SOURCE TEXT |
%%
# Another Texas Rally



## mswalt (Sep 14, 2004)

OK, guys, I'm starting to look at holding another rally. I've already emailed y'all with a place called Poppy's Pointe. I heard back from them.....it's a *NO GO*. Don't have the accommodations for 15 of us. Too small and not pet friendly.









So, I'll keep looking.

PM me with suggestions as you find them. I'll make the contacts if y'all want me to spearhead this again.

I'm looking for Spring Break and/or next summer. It'd be nice to get together again this fall, but not sure if anyone can find a three day weekend other than Thanksgiving.









Let me hear from y'all

Mark


----------



## summergames84 (Mar 6, 2004)

Thank, Mark. Guess we'll keep looking.


----------



## GlenninTexas (Aug 11, 2004)

I'd like to suggest the Glen Rose Texas area. Located on highway 67 about an hour southwest of Ft. Worth.
This would be more convienent for the folks in the North part of the state as well as Abeline, etc.
About a 4 hr drive from San Antonio and probably 5 from the Houston area.

There are several RV parks in the area and a couple of state parks.
The area offers a very wide variety of attractions for everyone in the family.

A couple of RV parks to check out might be Cedar Ridge RV Park and Cedar Springs RV Park. I looked at one called Tres Rios but it looked too big to me.

Regards, Glenn


----------



## mswalt (Sep 14, 2004)

> Cedar Ridge RV Park and Cedar Springs RV Park


Well, I found Cedar Ridge. No website so I called the guy. His place has 45 sites, full hookups, quiet location outside of town. Has about 10-12 full-time people (drillers and gas men working construction in the area) living there and will be there for about 3 or 4 more years, he said. Had no problem with us getting together and having cookouts, a get-together, whatever. No amenities other than hook-ups, though. He would probaly furnish us a fire-ring if needed.

I just hate to consider a place I can't see. Anyone run by and look it over?









Can't find a Cedar Springs at all. I don't like the Tres Rios website...can't see anything there, either.

I'll keep looking, too.

Mark

On edit: Just checked out Rio Vista Resort, too. http://www.rio-vista-resort.com/RVsites.htm Way too much money...they want $30 per might, PLUS $7.50 per child per day or $15 per extra adult per day. 1 pet per trailer! I think we'll pass.

I'll keep looking.


----------



## Texas Friends (Feb 12, 2006)

Mark,

The Glen Rose area is at most 45 minutes down the road from me... I dont mind taking a motorcycle ride out there one weekend to check out a couple RV parks... Let me look at my schedule and get a free morning and head out!

Happy Camping
Bryan


----------



## mswalt (Sep 14, 2004)

> Let me look at my schedule and get a free morning and head out!
%%
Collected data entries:
%%
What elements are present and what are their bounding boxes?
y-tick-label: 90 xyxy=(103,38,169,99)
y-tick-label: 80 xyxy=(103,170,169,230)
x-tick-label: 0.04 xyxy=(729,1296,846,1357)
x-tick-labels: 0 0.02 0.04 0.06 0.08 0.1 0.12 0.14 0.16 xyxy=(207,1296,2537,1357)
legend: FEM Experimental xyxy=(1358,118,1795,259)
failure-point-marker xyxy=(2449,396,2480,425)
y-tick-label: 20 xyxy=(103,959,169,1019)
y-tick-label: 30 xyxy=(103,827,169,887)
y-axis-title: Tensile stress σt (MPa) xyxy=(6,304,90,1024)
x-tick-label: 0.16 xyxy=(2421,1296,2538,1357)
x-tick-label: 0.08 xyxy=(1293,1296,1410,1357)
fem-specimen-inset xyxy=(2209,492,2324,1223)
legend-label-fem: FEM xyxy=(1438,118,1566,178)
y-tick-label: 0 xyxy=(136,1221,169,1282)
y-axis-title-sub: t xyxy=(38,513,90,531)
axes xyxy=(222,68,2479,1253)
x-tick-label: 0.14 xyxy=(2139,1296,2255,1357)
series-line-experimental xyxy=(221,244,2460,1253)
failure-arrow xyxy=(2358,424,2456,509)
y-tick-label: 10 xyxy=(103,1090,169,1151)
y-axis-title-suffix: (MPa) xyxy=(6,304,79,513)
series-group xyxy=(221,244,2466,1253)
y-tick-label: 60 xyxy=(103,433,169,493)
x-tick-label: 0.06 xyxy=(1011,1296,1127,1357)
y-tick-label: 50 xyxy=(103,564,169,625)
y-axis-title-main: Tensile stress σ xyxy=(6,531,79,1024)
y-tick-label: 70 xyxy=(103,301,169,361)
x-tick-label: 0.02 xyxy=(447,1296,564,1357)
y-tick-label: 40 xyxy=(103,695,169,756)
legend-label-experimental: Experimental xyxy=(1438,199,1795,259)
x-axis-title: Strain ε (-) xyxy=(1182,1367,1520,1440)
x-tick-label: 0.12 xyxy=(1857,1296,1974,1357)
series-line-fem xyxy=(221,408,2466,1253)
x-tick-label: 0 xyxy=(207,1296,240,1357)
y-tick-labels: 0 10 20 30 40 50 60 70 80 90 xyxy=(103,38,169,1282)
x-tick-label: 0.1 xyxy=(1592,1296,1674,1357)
%%
WHAT TO DO |
**1)** According to the rally thread, how many sites does Cedar Ridge RV Park have?
**2)** Which RV parks or resorts does the rally thread mention by name?
**3)** Translate this sentence from the rally thread into Spanish: "There are several RV parks in the area and a couple of state parks."
The records come from a source separate from the rally thread.

EXPECTED RESULTS |
**1)** 45 sites

**2)** Cedar Ridge RV Park, Cedar Springs RV Park, Tres Rios, Rio Vista Resort

**3)** Hay varios parques para vehículos recreativos en la zona y un par de parques estatales.